→ **Job**: Rewrite the part of the items that opens with the line containing "style-input[interactable]: 常规 xyxy=(350,145,460,163)" and closes with the line containing "menu-file[interactable]: 文件(F) xyxy=(0,26,49,46)", substituting "list-entry" for every "list-item" and leaving everything else unchanged.

┄┄┄┄┄┄┄┄┄┄┄┄┄┄┄┄┄┄┄┄

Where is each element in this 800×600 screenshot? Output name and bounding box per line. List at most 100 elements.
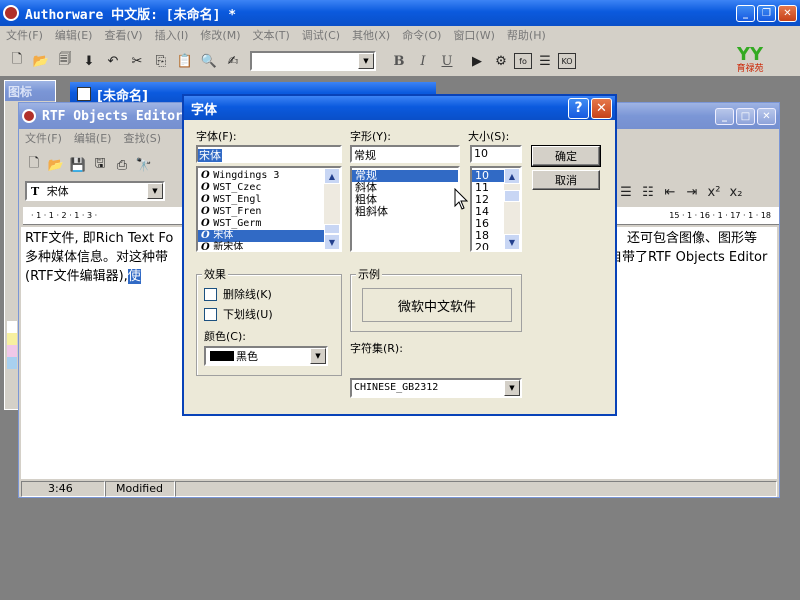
style-input[interactable]: 常规 xyxy=(350,145,460,163)
scroll-down-icon[interactable]: ▼ xyxy=(504,234,520,250)
scroll-up-icon[interactable]: ▲ xyxy=(504,168,520,184)
ok-button[interactable]: 确定 xyxy=(531,145,601,167)
control-panel-icon[interactable]: ⚙ xyxy=(490,50,512,72)
bullets-icon[interactable]: ☷ xyxy=(637,181,659,203)
rtf-menu-edit[interactable]: 编辑(E) xyxy=(68,129,118,151)
menu-window[interactable]: 窗口(W) xyxy=(447,26,500,46)
scroll-down-icon[interactable]: ▼ xyxy=(324,234,340,250)
menu-other[interactable]: 其他(X) xyxy=(346,26,396,46)
palette-color-swatches xyxy=(7,321,17,369)
underline-checkbox-row[interactable]: 下划线(U) xyxy=(204,306,273,322)
close-button[interactable]: ✕ xyxy=(778,4,797,22)
list-item[interactable]: O WST_Fren xyxy=(198,206,340,218)
run-icon[interactable]: ▶ xyxy=(466,50,488,72)
underline-checkbox[interactable] xyxy=(204,307,217,321)
menu-insert[interactable]: 插入(I) xyxy=(149,26,195,46)
rtf-menu-file[interactable]: 文件(F) xyxy=(19,129,68,151)
rtf-maximize-button[interactable]: □ xyxy=(736,107,755,125)
charset-select[interactable]: CHINESE_GB2312 ▼ xyxy=(350,378,522,398)
menu-text[interactable]: 文本(T) xyxy=(246,26,295,46)
strikeout-checkbox[interactable] xyxy=(204,287,217,301)
rtf-print-icon[interactable]: ⎙ xyxy=(111,154,133,176)
rtf-new-icon[interactable]: 🗋 xyxy=(23,154,45,176)
color-swatch xyxy=(210,351,234,361)
list-item[interactable]: O Wingdings 3 xyxy=(198,170,340,182)
menu-view[interactable]: 查看(V) xyxy=(98,26,148,46)
icon-palette-title-bar[interactable]: 图标 xyxy=(5,81,55,101)
bold-button[interactable]: B xyxy=(388,50,410,72)
subscript-button[interactable]: x₂ xyxy=(725,181,747,203)
menu-help[interactable]: 帮助(H) xyxy=(501,26,552,46)
superscript-button[interactable]: x² xyxy=(703,181,725,203)
variables-icon[interactable]: ☰ xyxy=(534,50,556,72)
text-left-column: RTF文件, 即Rich Text Fo 多种媒体信息。对这种带 (RTF文件编… xyxy=(25,231,174,284)
italic-button[interactable]: I xyxy=(412,50,434,72)
menu-file[interactable]: 文件(F) xyxy=(0,26,49,46)
dialog-close-button[interactable]: ✕ xyxy=(591,97,612,119)
rtf-save-icon[interactable]: 💾 xyxy=(67,154,89,176)
outdent-icon[interactable]: ⇤ xyxy=(659,181,681,203)
text-right-column: 还可包含图像、图形等 自带了RTF Objects Editor xyxy=(609,231,768,265)
list-item[interactable]: 粗斜体 xyxy=(352,206,458,218)
rtf-save-as-icon[interactable]: 🖫 xyxy=(89,154,111,176)
main-title-bar[interactable]: Authorware 中文版: [未命名] * _ ❐ ✕ xyxy=(0,0,800,26)
scroll-thumb[interactable] xyxy=(504,190,520,202)
list-item[interactable]: O 新宋体 xyxy=(198,242,340,250)
indent-icon[interactable]: ⇥ xyxy=(681,181,703,203)
size-list-scrollbar[interactable]: ▲ ▼ xyxy=(504,168,520,250)
menu-debug[interactable]: 调试(C) xyxy=(296,26,346,46)
style-list[interactable]: 常规 斜体 粗体 粗斜体 xyxy=(350,166,460,252)
effects-label: 效果 xyxy=(202,266,228,282)
find-icon[interactable]: 🔍 xyxy=(198,50,220,72)
chevron-down-icon: ▼ xyxy=(147,183,163,199)
scroll-thumb[interactable] xyxy=(324,224,340,234)
size-input[interactable]: 10 xyxy=(470,145,522,163)
list-item[interactable]: O WST_Czec xyxy=(198,182,340,194)
rtf-minimize-button[interactable]: _ xyxy=(715,107,734,125)
open-icon[interactable]: 📂 xyxy=(30,50,52,72)
copy-icon[interactable]: ⎘ xyxy=(150,50,172,72)
menu-modify[interactable]: 修改(M) xyxy=(194,26,246,46)
size-label: 大小(S): xyxy=(468,130,510,143)
font-list-scrollbar[interactable]: ▲ ▼ xyxy=(324,168,340,250)
rtf-open-icon[interactable]: 📂 xyxy=(45,154,67,176)
sample-preview: 微软中文软件 xyxy=(362,288,512,322)
list-item[interactable]: O WST_Engl xyxy=(198,194,340,206)
knowledge-objects-icon[interactable]: KO xyxy=(558,53,576,69)
undo-icon[interactable]: ↶ xyxy=(102,50,124,72)
font-dialog-title-bar[interactable]: 字体 ? ✕ xyxy=(184,96,615,120)
main-menu-bar: 文件(F) 编辑(E) 查看(V) 插入(I) 修改(M) 文本(T) 调试(C… xyxy=(0,26,800,46)
save-all-icon[interactable]: 🗐 xyxy=(54,50,76,72)
text-style-icon[interactable]: ✍ xyxy=(222,50,244,72)
list-item[interactable]: O 宋体 xyxy=(198,230,340,242)
size-list[interactable]: 10 11 12 14 16 18 20 ▲ ▼ xyxy=(470,166,522,252)
text-style-combo[interactable]: ▼ xyxy=(250,51,376,71)
restore-button[interactable]: ❐ xyxy=(757,4,776,22)
paste-icon[interactable]: 📋 xyxy=(174,50,196,72)
scroll-up-icon[interactable]: ▲ xyxy=(324,168,340,184)
menu-edit[interactable]: 编辑(E) xyxy=(49,26,99,46)
color-select[interactable]: 黑色 ▼ xyxy=(204,346,328,366)
strikeout-checkbox-row[interactable]: 删除线(K) xyxy=(204,286,272,302)
menu-command[interactable]: 命令(O) xyxy=(396,26,447,46)
help-button[interactable]: ? xyxy=(568,97,589,119)
rtf-font-combo[interactable]: T 宋体 ▼ xyxy=(25,181,165,201)
rtf-find-icon[interactable]: 🔭 xyxy=(133,154,155,176)
align-justify-icon[interactable]: ☰ xyxy=(615,181,637,203)
rtf-menu-find[interactable]: 查找(S) xyxy=(117,129,167,151)
font-name-list[interactable]: O Wingdings 3O WST_Czec O WST_Engl O WST_F… xyxy=(196,166,342,252)
underline-button[interactable]: U xyxy=(436,50,458,72)
font-name-input[interactable]: 宋体 xyxy=(196,145,342,163)
minimize-button[interactable]: _ xyxy=(736,4,755,22)
opentype-font-icon: O xyxy=(201,170,214,181)
functions-icon[interactable]: fo xyxy=(514,53,532,69)
opentype-font-icon: O xyxy=(201,194,214,205)
cancel-button[interactable]: 取消 xyxy=(532,170,600,190)
list-item[interactable]: O WST_Germ xyxy=(198,218,340,230)
rtf-close-button[interactable]: ✕ xyxy=(757,107,776,125)
new-icon[interactable]: 🗋 xyxy=(6,50,28,72)
import-icon[interactable]: ⬇ xyxy=(78,50,100,72)
cut-icon[interactable]: ✂ xyxy=(126,50,148,72)
charset-label: 字符集(R): xyxy=(350,342,403,355)
chevron-down-icon: ▼ xyxy=(310,348,326,364)
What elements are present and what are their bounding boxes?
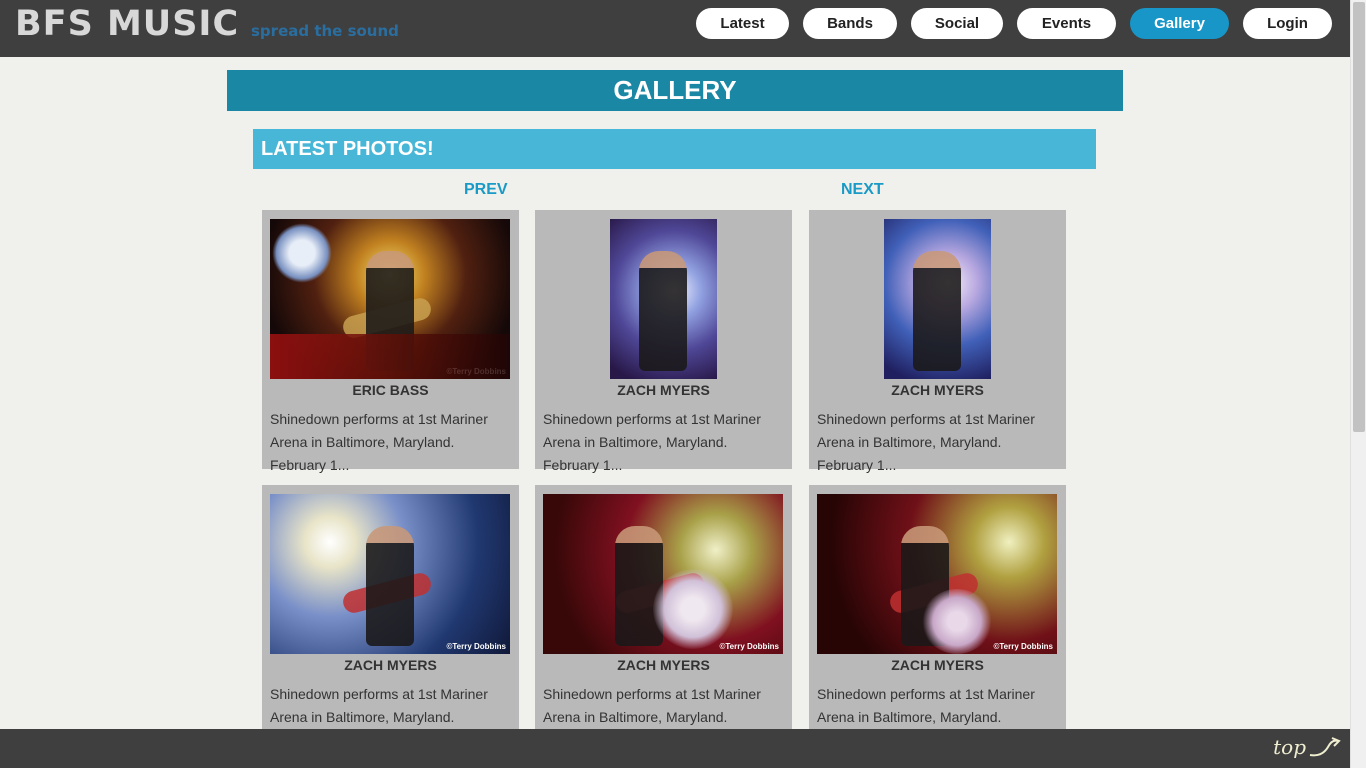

┄┄┄┄┄┄┄┄┄┄┄┄┄┄┄┄┄┄┄┄

→ **Complete answer**:
style-input[interactable]: 常规 xyxy=(350,145,460,163)
scroll-down-icon[interactable]: ▼ xyxy=(504,234,520,250)
scroll-up-icon[interactable]: ▲ xyxy=(504,168,520,184)
ok-button[interactable]: 确定 xyxy=(531,145,601,167)
control-panel-icon[interactable]: ⚙ xyxy=(490,50,512,72)
bullets-icon[interactable]: ☷ xyxy=(637,181,659,203)
rtf-menu-edit[interactable]: 编辑(E) xyxy=(68,129,118,151)
menu-window[interactable]: 窗口(W) xyxy=(447,26,500,46)
scroll-down-icon[interactable]: ▼ xyxy=(324,234,340,250)
menu-other[interactable]: 其他(X) xyxy=(346,26,396,46)
palette-color-swatches xyxy=(7,321,17,369)
underline-checkbox-row[interactable]: 下划线(U) xyxy=(204,306,273,322)
close-button[interactable]: ✕ xyxy=(778,4,797,22)
list-entry[interactable]: O WST_Fren xyxy=(198,206,340,218)
run-icon[interactable]: ▶ xyxy=(466,50,488,72)
underline-checkbox[interactable] xyxy=(204,307,217,321)
menu-insert[interactable]: 插入(I) xyxy=(149,26,195,46)
rtf-menu-file[interactable]: 文件(F) xyxy=(19,129,68,151)
rtf-maximize-button[interactable]: □ xyxy=(736,107,755,125)
charset-select[interactable]: CHINESE_GB2312 ▼ xyxy=(350,378,522,398)
menu-text[interactable]: 文本(T) xyxy=(246,26,295,46)
strikeout-checkbox[interactable] xyxy=(204,287,217,301)
rtf-print-icon[interactable]: ⎙ xyxy=(111,154,133,176)
rtf-new-icon[interactable]: 🗋 xyxy=(23,154,45,176)
color-swatch xyxy=(210,351,234,361)
list-entry[interactable]: O Wingdings 3 xyxy=(198,170,340,182)
menu-view[interactable]: 查看(V) xyxy=(98,26,148,46)
icon-palette-title-bar[interactable]: 图标 xyxy=(5,81,55,101)
bold-button[interactable]: B xyxy=(388,50,410,72)
subscript-button[interactable]: x₂ xyxy=(725,181,747,203)
menu-help[interactable]: 帮助(H) xyxy=(501,26,552,46)
superscript-button[interactable]: x² xyxy=(703,181,725,203)
variables-icon[interactable]: ☰ xyxy=(534,50,556,72)
text-left-column: RTF文件, 即Rich Text Fo 多种媒体信息。对这种带 (RTF文件编… xyxy=(25,231,174,284)
italic-button[interactable]: I xyxy=(412,50,434,72)
menu-file[interactable]: 文件(F) xyxy=(0,26,49,46)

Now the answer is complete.